▶ **Your task**
Copy out the entries below in full and exactly.

^^^^

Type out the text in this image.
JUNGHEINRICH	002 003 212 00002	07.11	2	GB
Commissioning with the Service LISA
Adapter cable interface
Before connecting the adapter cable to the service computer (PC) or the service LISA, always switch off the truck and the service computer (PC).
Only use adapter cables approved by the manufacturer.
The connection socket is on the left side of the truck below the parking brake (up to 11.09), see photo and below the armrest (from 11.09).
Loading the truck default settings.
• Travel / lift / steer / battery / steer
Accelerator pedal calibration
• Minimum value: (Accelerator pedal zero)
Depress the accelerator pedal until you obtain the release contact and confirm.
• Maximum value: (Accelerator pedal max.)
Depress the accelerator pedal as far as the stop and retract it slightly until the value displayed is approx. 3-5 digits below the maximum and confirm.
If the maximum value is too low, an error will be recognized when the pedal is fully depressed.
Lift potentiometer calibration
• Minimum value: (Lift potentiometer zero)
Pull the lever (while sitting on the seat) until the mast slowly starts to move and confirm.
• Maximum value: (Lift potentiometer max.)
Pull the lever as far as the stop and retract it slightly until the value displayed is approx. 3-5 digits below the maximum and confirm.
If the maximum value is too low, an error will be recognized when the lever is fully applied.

^^^^

▶ **Result below**
Type out the text in this image.
JUNGHEINRICH	002 003 212 00002	07.11	2	GB
Commissioning with the Service LISA
Adapter cable interface
Before connecting the adapter cable to the service computer (PC) or the service LISA, always switch off the truck and the service computer (PC).
Only use adapter cables approved by the manufacturer.
The connection socket is on the left side of the truck below the parking brake (up to 11.09), see photo and below the armrest (from 11.09).
Loading the truck default settings.
• Travel / lift / steer / battery / steer
Accelerator pedal calibration
• Minimum value: (Accelerator pedal zero)
Depress the accelerator pedal until you obtain the release contact and confirm.
• Maximum value: (Accelerator pedal max.)
Depress the accelerator pedal as far as the stop and retract it slightly until the value displayed is approx. 3-5 digits below the maximum and confirm.
If the maximum value is too low, an error will be recognized when the pedal is fully depressed.
Lift potentiometer calibration
• Minimum value: (Lift potentiometer zero)
Pull the lever (while sitting on the seat) until the mast slowly starts to move and confirm.
• Maximum value: (Lift potentiometer max.)
Pull the lever as far as the stop and retract it slightly until the value displayed is approx. 3-5 digits below the maximum and confirm.
If the maximum value is too low, an error will be recognized when the lever is fully applied.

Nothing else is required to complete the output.